— BEGIN The input —

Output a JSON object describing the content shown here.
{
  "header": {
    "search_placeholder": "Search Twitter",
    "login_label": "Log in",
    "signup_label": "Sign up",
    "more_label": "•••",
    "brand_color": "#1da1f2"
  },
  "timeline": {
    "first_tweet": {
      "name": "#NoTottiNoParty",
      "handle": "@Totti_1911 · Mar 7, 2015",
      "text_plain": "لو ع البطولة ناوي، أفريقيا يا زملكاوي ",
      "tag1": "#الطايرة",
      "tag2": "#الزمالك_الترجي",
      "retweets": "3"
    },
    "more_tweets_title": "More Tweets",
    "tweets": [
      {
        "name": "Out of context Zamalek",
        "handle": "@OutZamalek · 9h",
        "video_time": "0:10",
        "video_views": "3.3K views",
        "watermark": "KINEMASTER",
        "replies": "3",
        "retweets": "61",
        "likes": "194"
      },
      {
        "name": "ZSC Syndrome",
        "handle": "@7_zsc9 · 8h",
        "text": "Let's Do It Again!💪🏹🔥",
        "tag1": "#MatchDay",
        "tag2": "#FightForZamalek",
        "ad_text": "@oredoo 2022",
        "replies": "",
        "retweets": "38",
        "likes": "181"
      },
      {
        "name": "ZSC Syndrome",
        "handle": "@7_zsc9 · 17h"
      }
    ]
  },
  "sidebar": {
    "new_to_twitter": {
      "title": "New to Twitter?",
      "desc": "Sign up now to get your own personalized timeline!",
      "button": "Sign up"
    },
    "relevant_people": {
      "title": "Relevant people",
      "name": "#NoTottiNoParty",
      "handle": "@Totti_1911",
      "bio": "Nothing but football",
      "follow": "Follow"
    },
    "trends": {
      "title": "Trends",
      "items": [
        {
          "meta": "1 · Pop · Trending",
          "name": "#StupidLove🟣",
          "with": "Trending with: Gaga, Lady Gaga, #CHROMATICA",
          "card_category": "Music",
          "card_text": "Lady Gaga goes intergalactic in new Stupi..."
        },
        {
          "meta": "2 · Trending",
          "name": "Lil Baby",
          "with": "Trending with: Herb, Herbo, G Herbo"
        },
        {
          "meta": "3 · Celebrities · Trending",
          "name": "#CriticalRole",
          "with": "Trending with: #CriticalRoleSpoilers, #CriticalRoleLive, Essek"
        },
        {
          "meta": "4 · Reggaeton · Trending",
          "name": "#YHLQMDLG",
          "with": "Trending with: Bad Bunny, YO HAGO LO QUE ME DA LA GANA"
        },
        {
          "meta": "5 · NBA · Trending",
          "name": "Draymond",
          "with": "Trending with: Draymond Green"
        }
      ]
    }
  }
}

— END The input —

Set down all of the entries exactly, please.

__Solved problem__.
Output a JSON object describing the content shown here.
{
  "header": {
    "search_placeholder": "Search Twitter",
    "login_label": "Log in",
    "signup_label": "Sign up",
    "more_label": "•••",
    "brand_color": "#1da1f2"
  },
  "timeline": {
    "first_tweet": {
      "name": "#NoTottiNoParty",
      "handle": "@Totti_1911 · Mar 7, 2015",
      "text_plain": "لو ع البطولة ناوي، أفريقيا يا زملكاوي ",
      "tag1": "#الطايرة",
      "tag2": "#الزمالك_الترجي",
      "retweets": "3"
    },
    "more_tweets_title": "More Tweets",
    "tweets": [
      {
        "name": "Out of context Zamalek",
        "handle": "@OutZamalek · 9h",
        "video_time": "0:10",
        "video_views": "3.3K views",
        "watermark": "KINEMASTER",
        "replies": "3",
        "retweets": "61",
        "likes": "194"
      },
      {
        "name": "ZSC Syndrome",
        "handle": "@7_zsc9 · 8h",
        "text": "Let's Do It Again!💪🏹🔥",
        "tag1": "#MatchDay",
        "tag2": "#FightForZamalek",
        "ad_text": "@oredoo 2022",
        "replies": "",
        "retweets": "38",
        "likes": "181"
      },
      {
        "name": "ZSC Syndrome",
        "handle": "@7_zsc9 · 17h"
      }
    ]
  },
  "sidebar": {
    "new_to_twitter": {
      "title": "New to Twitter?",
      "desc": "Sign up now to get your own personalized timeline!",
      "button": "Sign up"
    },
    "relevant_people": {
      "title": "Relevant people",
      "name": "#NoTottiNoParty",
      "handle": "@Totti_1911",
      "bio": "Nothing but football",
      "follow": "Follow"
    },
    "trends": {
      "title": "Trends",
      "items": [
        {
          "meta": "1 · Pop · Trending",
          "name": "#StupidLove🟣",
          "with": "Trending with: Gaga, Lady Gaga, #CHROMATICA",
          "card_category": "Music",
          "card_text": "Lady Gaga goes intergalactic in new Stupi..."
        },
        {
          "meta": "2 · Trending",
          "name": "Lil Baby",
          "with": "Trending with: Herb, Herbo, G Herbo"
        },
        {
          "meta": "3 · Celebrities · Trending",
          "name": "#CriticalRole",
          "with": "Trending with: #CriticalRoleSpoilers, #CriticalRoleLive, Essek"
        },
        {
          "meta": "4 · Reggaeton · Trending",
          "name": "#YHLQMDLG",
          "with": "Trending with: Bad Bunny, YO HAGO LO QUE ME DA LA GANA"
        },
        {
          "meta": "5 · NBA · Trending",
          "name": "Draymond",
          "with": "Trending with: Draymond Green"
        }
      ]
    }
  }
}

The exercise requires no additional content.